Further cementing their global return, The Temper Trap were recently announced to support Muse on their upcoming North American tour, alongside major festival appearances at Outside Lands (San Francisco), Summerfest (Milwaukee) and Concerts In The Park (Sacramento)- sharing stages with the likes of The Strokes, RÜFÜS DU SOL and Charli XCX.
Soundtracking millennial youth through the 2010s with songs ‘Love Lost’ and billion-streamed anthem ‘Sweet Disposition’, and touring relentlessly across the world’s biggest festivals and stages, The Temper Trap collectively decided it was time to face their burnout in 2018, to rediscover their artistic identities, and live life.
Only when it felt right, after a four-year hiatus from touring and writing, did the band tentatively head back into the studio – and immediately felt an inspiring energy. Working between continents, sending demos back and forth, convening in Melbourne for studio dates, the resulting record delivers an impassioned and immediate sound.

### Data shown
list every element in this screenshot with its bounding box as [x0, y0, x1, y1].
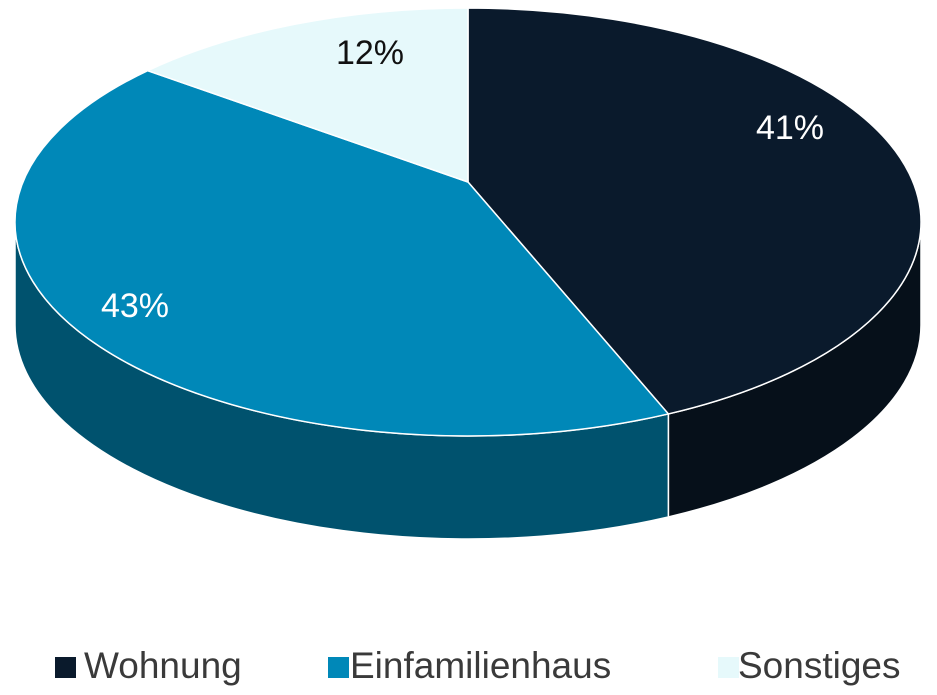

### Work instructions
1: Based on the excerpt about The Temper Trap, say whether each statement agrees with it: (a) The Temper Trap will support Muse on a North American tour. (b) The band's break from touring and writing lasted four years. (c) The band met in Sydney for studio dates. Answer yes or no for each and quote the deciding words.
2: Rewrite the excerpt about The Temper Trap from "Soundtracking millennial youth" to "and live life.", putting "tirelessly" in place of "relentlessly".
3: Extend the excerpt about The Temper Trap, picking up after its final sentence.

### Responses by task
1:
(a) Yes: "were recently announced to support Muse on their upcoming North American tour"
(b) Yes: "after a four-year hiatus from touring and writing"
(c) No: "convening in Melbourne for studio dates"

2:
Soundtracking millennial youth through the 2010s with songs ‘Love Lost’ and billion-streamed anthem ‘Sweet Disposition’, and touring tirelessly across the world’s biggest festivals and stages, The Temper Trap collectively decided it was time to face their burnout in 2018, to rediscover their artistic identities, and live life.

3:
Sungazer veers from yearning intimacy to full-throttle catharsis, from guitar-riffing indie tunes to heavy electronica, all anchored in Dougy Mandagi’s expansive, instantly recognisable voice. The band set out to create a record that authentically reflects who they are today, and it unequivocally distils two decades of experience into an album that is as invigoratingly surprising as it is unmistakably theirs.
Already clocking millions of streams and cracking top 30 US alternative radio charts, the songs we’ve heard from Sungazer so far – ‘Giving Up Air’, ‘Into The Wild’, ‘Lucky Dimes’ and ‘Sungazer’ – have already deeply resonated with fans across oceans and languages.